= WHAT YOU SHOULD DO =
Return all the data, word for word.
^^^^
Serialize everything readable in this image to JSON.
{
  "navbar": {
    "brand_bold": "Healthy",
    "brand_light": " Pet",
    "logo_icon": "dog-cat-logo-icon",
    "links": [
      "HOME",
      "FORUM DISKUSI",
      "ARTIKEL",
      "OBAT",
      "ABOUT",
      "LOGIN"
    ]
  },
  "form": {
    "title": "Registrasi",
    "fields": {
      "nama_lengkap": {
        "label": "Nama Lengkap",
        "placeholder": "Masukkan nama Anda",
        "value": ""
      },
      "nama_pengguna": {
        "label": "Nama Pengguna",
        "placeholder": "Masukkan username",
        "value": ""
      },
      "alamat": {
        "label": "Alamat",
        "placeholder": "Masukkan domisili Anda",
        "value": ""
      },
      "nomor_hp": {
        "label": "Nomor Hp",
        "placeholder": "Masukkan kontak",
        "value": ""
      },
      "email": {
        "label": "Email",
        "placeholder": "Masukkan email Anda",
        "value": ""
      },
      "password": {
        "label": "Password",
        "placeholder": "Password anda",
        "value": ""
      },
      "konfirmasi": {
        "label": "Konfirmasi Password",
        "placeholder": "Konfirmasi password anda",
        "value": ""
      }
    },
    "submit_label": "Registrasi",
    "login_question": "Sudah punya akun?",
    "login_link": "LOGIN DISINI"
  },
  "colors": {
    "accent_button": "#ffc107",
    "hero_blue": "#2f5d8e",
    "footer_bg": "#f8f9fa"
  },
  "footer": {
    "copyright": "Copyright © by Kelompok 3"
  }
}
^^^^
= SOLUTION FOR THIS EXERCISE =
Serialize everything readable in this image to JSON.
{
  "navbar": {
    "brand_bold": "Healthy",
    "brand_light": " Pet",
    "logo_icon": "dog-cat-logo-icon",
    "links": [
      "HOME",
      "FORUM DISKUSI",
      "ARTIKEL",
      "OBAT",
      "ABOUT",
      "LOGIN"
    ]
  },
  "form": {
    "title": "Registrasi",
    "fields": {
      "nama_lengkap": {
        "label": "Nama Lengkap",
        "placeholder": "Masukkan nama Anda",
        "value": ""
      },
      "nama_pengguna": {
        "label": "Nama Pengguna",
        "placeholder": "Masukkan username",
        "value": ""
      },
      "alamat": {
        "label": "Alamat",
        "placeholder": "Masukkan domisili Anda",
        "value": ""
      },
      "nomor_hp": {
        "label": "Nomor Hp",
        "placeholder": "Masukkan kontak",
        "value": ""
      },
      "email": {
        "label": "Email",
        "placeholder": "Masukkan email Anda",
        "value": ""
      },
      "password": {
        "label": "Password",
        "placeholder": "Password anda",
        "value": ""
      },
      "konfirmasi": {
        "label": "Konfirmasi Password",
        "placeholder": "Konfirmasi password anda",
        "value": ""
      }
    },
    "submit_label": "Registrasi",
    "login_question": "Sudah punya akun?",
    "login_link": "LOGIN DISINI"
  },
  "colors": {
    "accent_button": "#ffc107",
    "hero_blue": "#2f5d8e",
    "footer_bg": "#f8f9fa"
  },
  "footer": {
    "copyright": "Copyright © by Kelompok 3"
  }
}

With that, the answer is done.